───── INPUT DATA

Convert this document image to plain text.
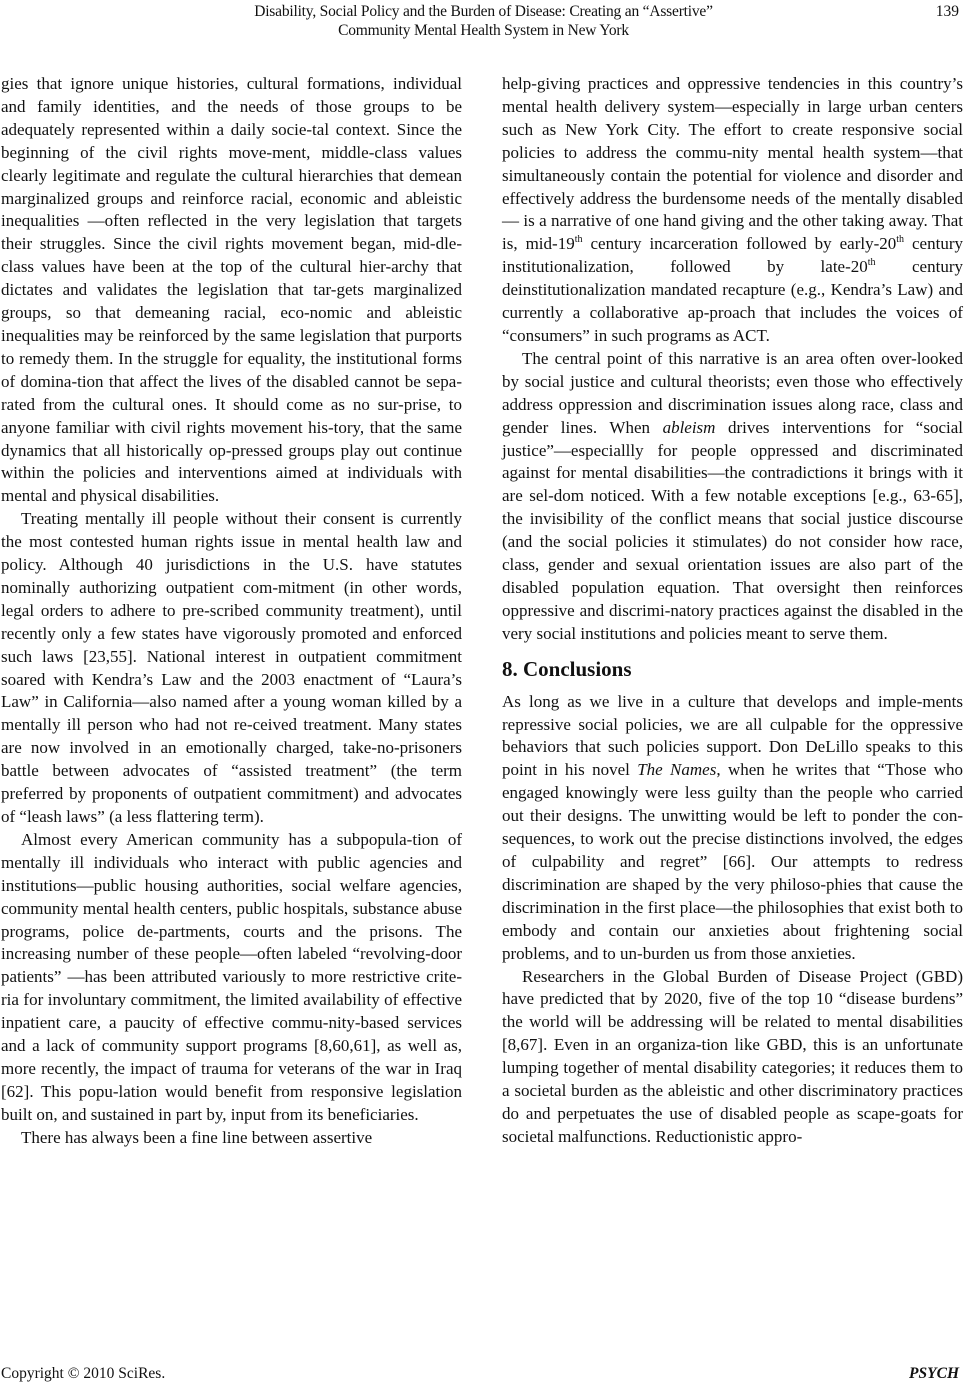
Disability, Social Policy and the Burden of Disease: Creating an “Assertive”
Community Mental Health System in New York
139

gies that ignore unique histories, cultural formations, individual and family identities, and the needs of those groups to be adequately represented within a daily socie-tal context. Since the beginning of the civil rights move-ment, middle-class values clearly legitimate and regulate the cultural hierarchies that demean marginalized groups and reinforce racial, economic and ableistic inequalities —often reflected in the very legislation that targets their struggles. Since the civil rights movement began, mid-dle-class values have been at the top of the cultural hier-archy that dictates and validates the legislation that tar-gets marginalized groups, so that demeaning racial, eco-nomic and ableistic inequalities may be reinforced by the same legislation that purports to remedy them. In the struggle for equality, the institutional forms of domina-tion that affect the lives of the disabled cannot be sepa-rated from the cultural ones. It should come as no sur-prise, to anyone familiar with civil rights movement his-tory, that the same dynamics that all historically op-pressed groups play out continue within the policies and interventions aimed at individuals with mental and physical disabilities.

Treating mentally ill people without their consent is currently the most contested human rights issue in mental health law and policy. Although 40 jurisdictions in the U.S. have statutes nominally authorizing outpatient com-mitment (in other words, legal orders to adhere to pre-scribed community treatment), until recently only a few states have vigorously promoted and enforced such laws [23,55]. National interest in outpatient commitment soared with Kendra’s Law and the 2003 enactment of “Laura’s Law” in California—also named after a young woman killed by a mentally ill person who had not re-ceived treatment. Many states are now involved in an emotionally charged, take-no-prisoners battle between advocates of “assisted treatment” (the term preferred by proponents of outpatient commitment) and advocates of “leash laws” (a less flattering term).

Almost every American community has a subpopula-tion of mentally ill individuals who interact with public agencies and institutions—public housing authorities, social welfare agencies, community mental health centers, public hospitals, substance abuse programs, police de-partments, courts and the prisons. The increasing number of these people—often labeled “revolving-door patients” —has been attributed variously to more restrictive crite-ria for involuntary commitment, the limited availability of effective inpatient care, a paucity of effective commu-nity-based services and a lack of community support programs [8,60,61], as well as, more recently, the impact of trauma for veterans of the war in Iraq [62]. This popu-lation would benefit from responsive legislation built on, and sustained in part by, input from its beneficiaries.

There has always been a fine line between assertive

help-giving practices and oppressive tendencies in this country’s mental health delivery system—especially in large urban centers such as New York City. The effort to create responsive social policies to address the commu-nity mental health system—that simultaneously contain the potential for violence and disorder and effectively address the burdensome needs of the mentally disabled— is a narrative of one hand giving and the other taking away. That is, mid-19th century incarceration followed by early-20th century institutionalization, followed by late-20th century deinstitutionalization mandated recapture (e.g., Kendra’s Law) and currently a collaborative ap-proach that includes the voices of “consumers” in such programs as ACT.

The central point of this narrative is an area often over-looked by social justice and cultural theorists; even those who effectively address oppression and discrimination issues along race, class and gender lines. When ableism drives interventions for “social justice”—especiallly for people oppressed and discriminated against for mental disabilities—the contradictions it brings with it are sel-dom noticed. With a few notable exceptions [e.g., 63-65], the invisibility of the conflict means that social justice discourse (and the social policies it stimulates) do not consider how race, class, gender and sexual orientation issues are also part of the disabled population equation. That oversight then reinforces oppressive and discrimi-natory practices against the disabled in the very social institutions and policies meant to serve them.

8. Conclusions

As long as we live in a culture that develops and imple-ments repressive social policies, we are all culpable for the oppressive behaviors that such policies support. Don DeLillo speaks to this point in his novel The Names, when he writes that “Those who engaged knowingly were less guilty than the people who carried out their designs. The unwitting would be left to ponder the con-sequences, to work out the precise distinctions involved, the edges of culpability and regret” [66]. Our attempts to redress discrimination are shaped by the very philoso-phies that cause the discrimination in the first place—the philosophies that exist both to embody and contain our anxieties about frightening social problems, and to un-burden us from those anxieties.

Researchers in the Global Burden of Disease Project (GBD) have predicted that by 2020, five of the top 10 “disease burdens” the world will be addressing will be related to mental disabilities [8,67]. Even in an organiza-tion like GBD, this is an unfortunate lumping together of mental disability categories; it reduces them to a societal burden as the ableistic and other discriminatory practices do and perpetuates the use of disabled people as scape-goats for societal malfunctions. Reductionistic appro-

Copyright © 2010 SciRes.	PSYCH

──────────

ASSIGNED TASK =
Starting with the top line, write out all the data above exactly; keep the pictures out.

RESULT =
Convert this document image to plain text.
Disability, Social Policy and the Burden of Disease: Creating an “Assertive”
Community Mental Health System in New York
139

gies that ignore unique histories, cultural formations, individual and family identities, and the needs of those groups to be adequately represented within a daily socie-tal context. Since the beginning of the civil rights move-ment, middle-class values clearly legitimate and regulate the cultural hierarchies that demean marginalized groups and reinforce racial, economic and ableistic inequalities —often reflected in the very legislation that targets their struggles. Since the civil rights movement began, mid-dle-class values have been at the top of the cultural hier-archy that dictates and validates the legislation that tar-gets marginalized groups, so that demeaning racial, eco-nomic and ableistic inequalities may be reinforced by the same legislation that purports to remedy them. In the struggle for equality, the institutional forms of domina-tion that affect the lives of the disabled cannot be sepa-rated from the cultural ones. It should come as no sur-prise, to anyone familiar with civil rights movement his-tory, that the same dynamics that all historically op-pressed groups play out continue within the policies and interventions aimed at individuals with mental and physical disabilities.

Treating mentally ill people without their consent is currently the most contested human rights issue in mental health law and policy. Although 40 jurisdictions in the U.S. have statutes nominally authorizing outpatient com-mitment (in other words, legal orders to adhere to pre-scribed community treatment), until recently only a few states have vigorously promoted and enforced such laws [23,55]. National interest in outpatient commitment soared with Kendra’s Law and the 2003 enactment of “Laura’s Law” in California—also named after a young woman killed by a mentally ill person who had not re-ceived treatment. Many states are now involved in an emotionally charged, take-no-prisoners battle between advocates of “assisted treatment” (the term preferred by proponents of outpatient commitment) and advocates of “leash laws” (a less flattering term).

Almost every American community has a subpopula-tion of mentally ill individuals who interact with public agencies and institutions—public housing authorities, social welfare agencies, community mental health centers, public hospitals, substance abuse programs, police de-partments, courts and the prisons. The increasing number of these people—often labeled “revolving-door patients” —has been attributed variously to more restrictive crite-ria for involuntary commitment, the limited availability of effective inpatient care, a paucity of effective commu-nity-based services and a lack of community support programs [8,60,61], as well as, more recently, the impact of trauma for veterans of the war in Iraq [62]. This popu-lation would benefit from responsive legislation built on, and sustained in part by, input from its beneficiaries.

There has always been a fine line between assertive

help-giving practices and oppressive tendencies in this country’s mental health delivery system—especially in large urban centers such as New York City. The effort to create responsive social policies to address the commu-nity mental health system—that simultaneously contain the potential for violence and disorder and effectively address the burdensome needs of the mentally disabled— is a narrative of one hand giving and the other taking away. That is, mid-19th century incarceration followed by early-20th century institutionalization, followed by late-20th century deinstitutionalization mandated recapture (e.g., Kendra’s Law) and currently a collaborative ap-proach that includes the voices of “consumers” in such programs as ACT.

The central point of this narrative is an area often over-looked by social justice and cultural theorists; even those who effectively address oppression and discrimination issues along race, class and gender lines. When ableism drives interventions for “social justice”—especiallly for people oppressed and discriminated against for mental disabilities—the contradictions it brings with it are sel-dom noticed. With a few notable exceptions [e.g., 63-65], the invisibility of the conflict means that social justice discourse (and the social policies it stimulates) do not consider how race, class, gender and sexual orientation issues are also part of the disabled population equation. That oversight then reinforces oppressive and discrimi-natory practices against the disabled in the very social institutions and policies meant to serve them.

8. Conclusions

As long as we live in a culture that develops and imple-ments repressive social policies, we are all culpable for the oppressive behaviors that such policies support. Don DeLillo speaks to this point in his novel The Names, when he writes that “Those who engaged knowingly were less guilty than the people who carried out their designs. The unwitting would be left to ponder the con-sequences, to work out the precise distinctions involved, the edges of culpability and regret” [66]. Our attempts to redress discrimination are shaped by the very philoso-phies that cause the discrimination in the first place—the philosophies that exist both to embody and contain our anxieties about frightening social problems, and to un-burden us from those anxieties.

Researchers in the Global Burden of Disease Project (GBD) have predicted that by 2020, five of the top 10 “disease burdens” the world will be addressing will be related to mental disabilities [8,67]. Even in an organiza-tion like GBD, this is an unfortunate lumping together of mental disability categories; it reduces them to a societal burden as the ableistic and other discriminatory practices do and perpetuates the use of disabled people as scape-goats for societal malfunctions. Reductionistic appro-

Copyright © 2010 SciRes.	PSYCH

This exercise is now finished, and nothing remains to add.